PROBLEM TO SOLVE: All of the data should be output character for character, except the pictures.

BEGIN DATA LINES

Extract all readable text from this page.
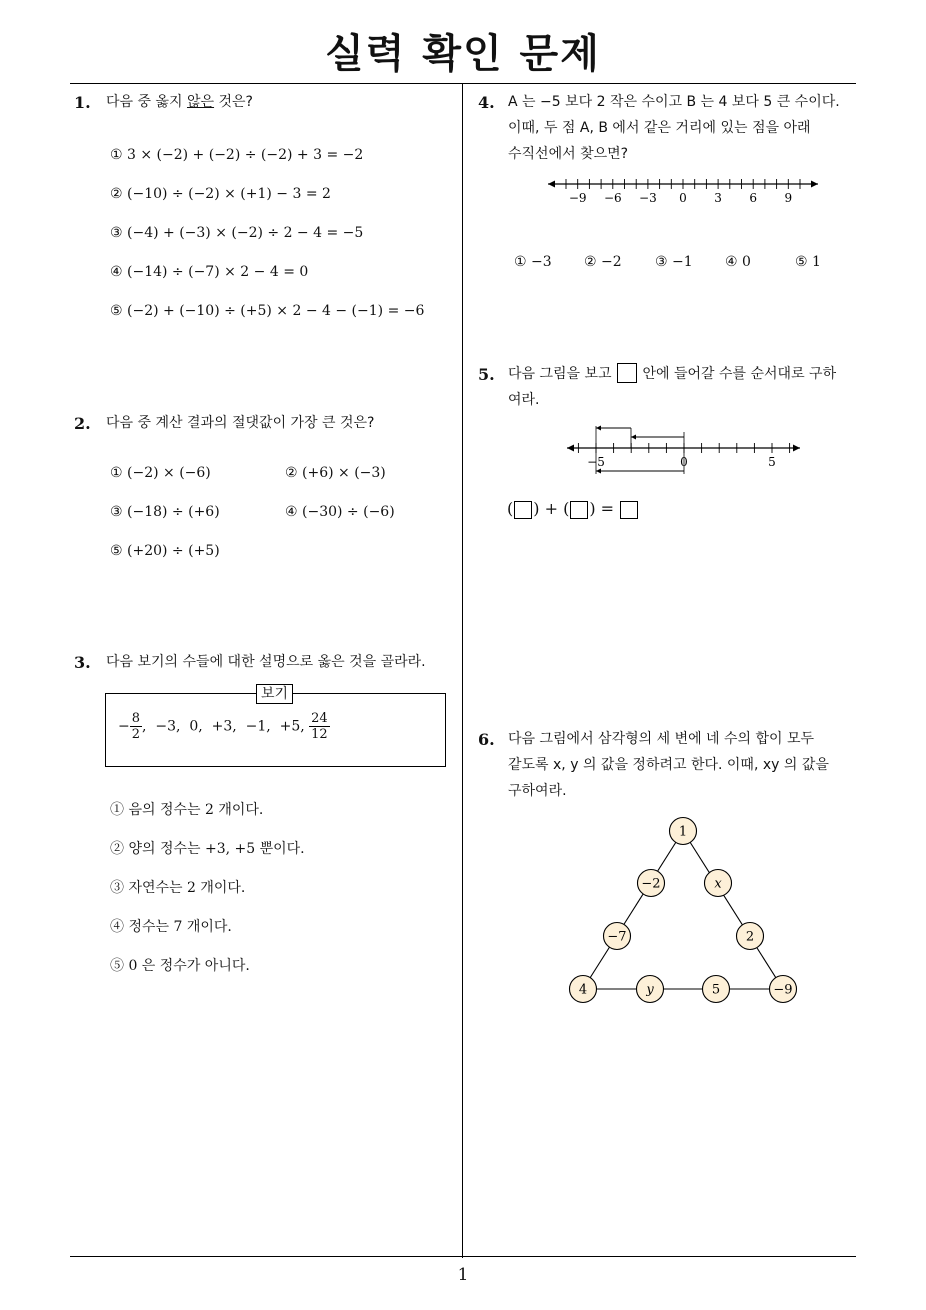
실력 확인 문제
1
1. 다음 중 옳지 않은 것은?
① 3 × (−2) + (−2) ÷ (−2) + 3 = −2
② (−10) ÷ (−2) × (+1) − 3 = 2
③ (−4) + (−3) × (−2) ÷ 2 − 4 = −5
④ (−14) ÷ (−7) × 2 − 4 = 0
⑤ (−2) + (−10) ÷ (+5) × 2 − 4 − (−1) = −6
2. 다음 중 계산 결과의 절댓값이 가장 큰 것은?
① (−2) × (−6)	② (+6) × (−3)
③ (−18) ÷ (+6)	④ (−30) ÷ (−6)
⑤ (+20) ÷ (+5)
3. 다음 보기의 수들에 대한 설명으로 옳은 것을 골라라.
보기
− $\frac{8}{2}$ ,  −3,  0,  +3,  −1,  +5, $\frac{24}{12}$
① 음의 정수는 2 개이다.
② 양의 정수는 +3, +5 뿐이다.
③ 자연수는 2 개이다.
④ 정수는 7 개이다.
⑤ 0 은 정수가 아니다.
4. A 는 −5 보다 2 작은 수이고 B 는 4 보다 5 큰 수이다.
이때, 두 점 A, B 에서 같은 거리에 있는 점을 아래
수직선에서 찾으면?
−9 −6 −3 0 3 6 9
① −3 ② −2 ③ −1 ④ 0	⑤ 1
5. 다음 그림을 보고 안에 들어갈 수를 순서대로 구하
여라.
−5	0	5
( ) + ( ) =
6. 다음 그림에서 삼각형의 세 변에 네 수의 합이 모두
같도록 x, y 의 값을 정하려고 한다. 이때, xy 의 값을
구하여라.
1
−2	x
−7	2
4	y	5	−9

END DATA LINES

RESPONSE TO THIS EXERCISE:
Extract all readable text from this page.
실력 확인 문제
1
1. 다음 중 옳지 않은 것은?
① 3 × (−2) + (−2) ÷ (−2) + 3 = −2
② (−10) ÷ (−2) × (+1) − 3 = 2
③ (−4) + (−3) × (−2) ÷ 2 − 4 = −5
④ (−14) ÷ (−7) × 2 − 4 = 0
⑤ (−2) + (−10) ÷ (+5) × 2 − 4 − (−1) = −6
2. 다음 중 계산 결과의 절댓값이 가장 큰 것은?
① (−2) × (−6)	② (+6) × (−3)
③ (−18) ÷ (+6)	④ (−30) ÷ (−6)
⑤ (+20) ÷ (+5)
3. 다음 보기의 수들에 대한 설명으로 옳은 것을 골라라.
보기
− $\frac{8}{2}$ ,  −3,  0,  +3,  −1,  +5, $\frac{24}{12}$
① 음의 정수는 2 개이다.
② 양의 정수는 +3, +5 뿐이다.
③ 자연수는 2 개이다.
④ 정수는 7 개이다.
⑤ 0 은 정수가 아니다.
4. A 는 −5 보다 2 작은 수이고 B 는 4 보다 5 큰 수이다.
이때, 두 점 A, B 에서 같은 거리에 있는 점을 아래
수직선에서 찾으면?
−9 −6 −3 0 3 6 9
① −3 ② −2 ③ −1 ④ 0	⑤ 1
5. 다음 그림을 보고 안에 들어갈 수를 순서대로 구하
여라.
−5	0	5
( ) + ( ) =
6. 다음 그림에서 삼각형의 세 변에 네 수의 합이 모두
같도록 x, y 의 값을 정하려고 한다. 이때, xy 의 값을
구하여라.
1
−2	x
−7	2
4	y	5	−9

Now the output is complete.